**EXERCISE REQUIREMENTS**
Transcribe every entry word for word. Skip the pictures.

Extracted data entries:
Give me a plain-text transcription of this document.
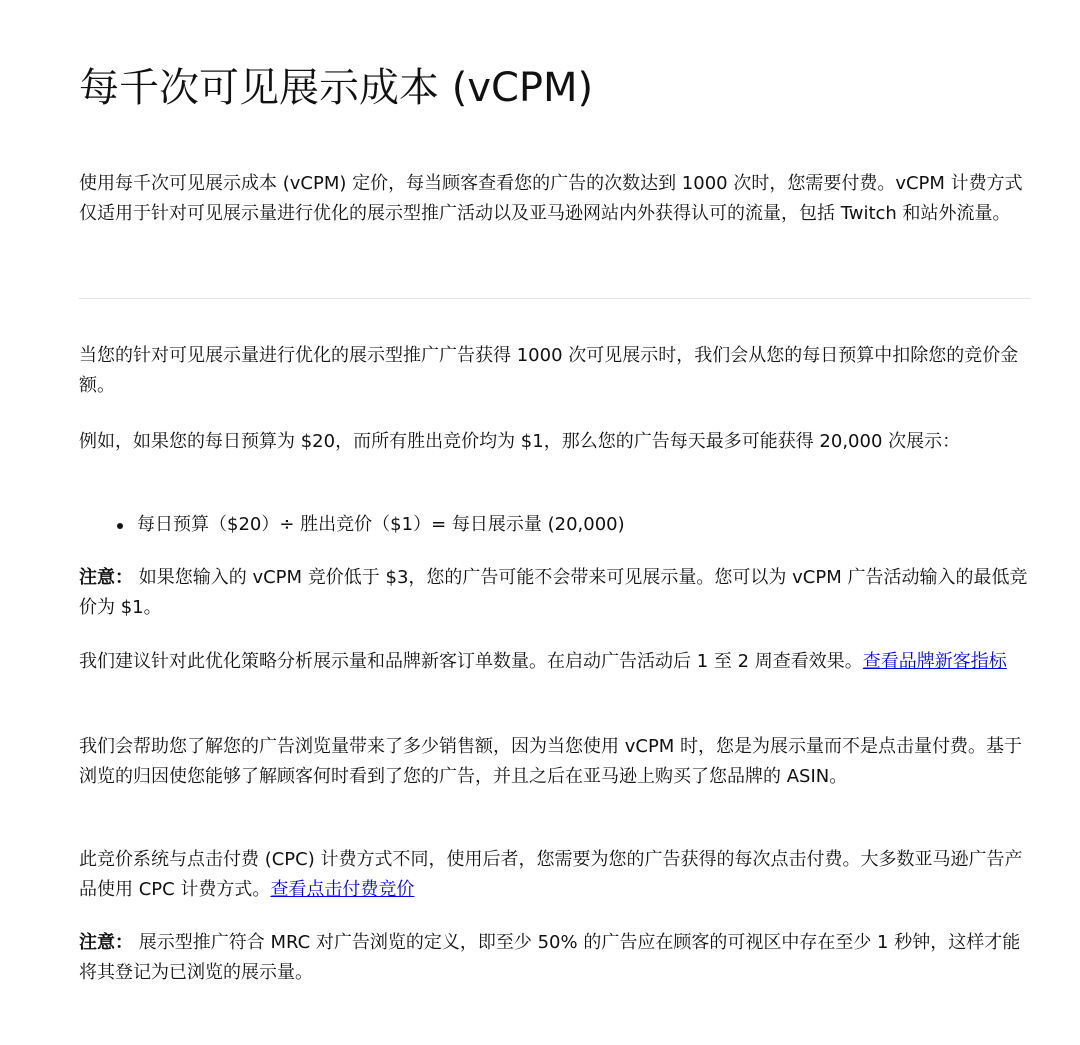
每千次可见展示成本 (vCPM)

使用每千次可见展示成本 (vCPM) 定价，每当顾客查看您的广告的次数达到 1000 次时，您需要付费。vCPM 计费方式仅适用于针对可见展示量进行优化的展示型推广活动以及亚马逊网站内外获得认可的流量，包括 Twitch 和站外流量。

当您的针对可见展示量进行优化的展示型推广广告获得 1000 次可见展示时，我们会从您的每日预算中扣除您的竞价金额。

例如，如果您的每日预算为 $20，而所有胜出竞价均为 $1，那么您的广告每天最多可能获得 20,000 次展示：

每日预算（$20）÷ 胜出竞价（$1）= 每日展示量 (20,000)

注意： 如果您输入的 vCPM 竞价低于 $3，您的广告可能不会带来可见展示量。您可以为 vCPM 广告活动输入的最低竞价为 $1。

我们建议针对此优化策略分析展示量和品牌新客订单数量。在启动广告活动后 1 至 2 周查看效果。查看品牌新客指标

我们会帮助您了解您的广告浏览量带来了多少销售额，因为当您使用 vCPM 时，您是为展示量而不是点击量付费。基于浏览的归因使您能够了解顾客何时看到了您的广告，并且之后在亚马逊上购买了您品牌的 ASIN。

此竞价系统与点击付费 (CPC) 计费方式不同，使用后者，您需要为您的广告获得的每次点击付费。大多数亚马逊广告产品使用 CPC 计费方式。查看点击付费竞价

注意： 展示型推广符合 MRC 对广告浏览的定义，即至少 50% 的广告应在顾客的可视区中存在至少 1 秒钟，这样才能将其登记为已浏览的展示量。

**RESPONSE**
Give me a plain-text transcription of this document.
每千次可见展示成本 (vCPM)

使用每千次可见展示成本 (vCPM) 定价，每当顾客查看您的广告的次数达到 1000 次时，您需要付费。vCPM 计费方式仅适用于针对可见展示量进行优化的展示型推广活动以及亚马逊网站内外获得认可的流量，包括 Twitch 和站外流量。

当您的针对可见展示量进行优化的展示型推广广告获得 1000 次可见展示时，我们会从您的每日预算中扣除您的竞价金额。

例如，如果您的每日预算为 $20，而所有胜出竞价均为 $1，那么您的广告每天最多可能获得 20,000 次展示：

每日预算（$20）÷ 胜出竞价（$1）= 每日展示量 (20,000)

注意： 如果您输入的 vCPM 竞价低于 $3，您的广告可能不会带来可见展示量。您可以为 vCPM 广告活动输入的最低竞价为 $1。

我们建议针对此优化策略分析展示量和品牌新客订单数量。在启动广告活动后 1 至 2 周查看效果。查看品牌新客指标

我们会帮助您了解您的广告浏览量带来了多少销售额，因为当您使用 vCPM 时，您是为展示量而不是点击量付费。基于浏览的归因使您能够了解顾客何时看到了您的广告，并且之后在亚马逊上购买了您品牌的 ASIN。

此竞价系统与点击付费 (CPC) 计费方式不同，使用后者，您需要为您的广告获得的每次点击付费。大多数亚马逊广告产品使用 CPC 计费方式。查看点击付费竞价

注意： 展示型推广符合 MRC 对广告浏览的定义，即至少 50% 的广告应在顾客的可视区中存在至少 1 秒钟，这样才能将其登记为已浏览的展示量。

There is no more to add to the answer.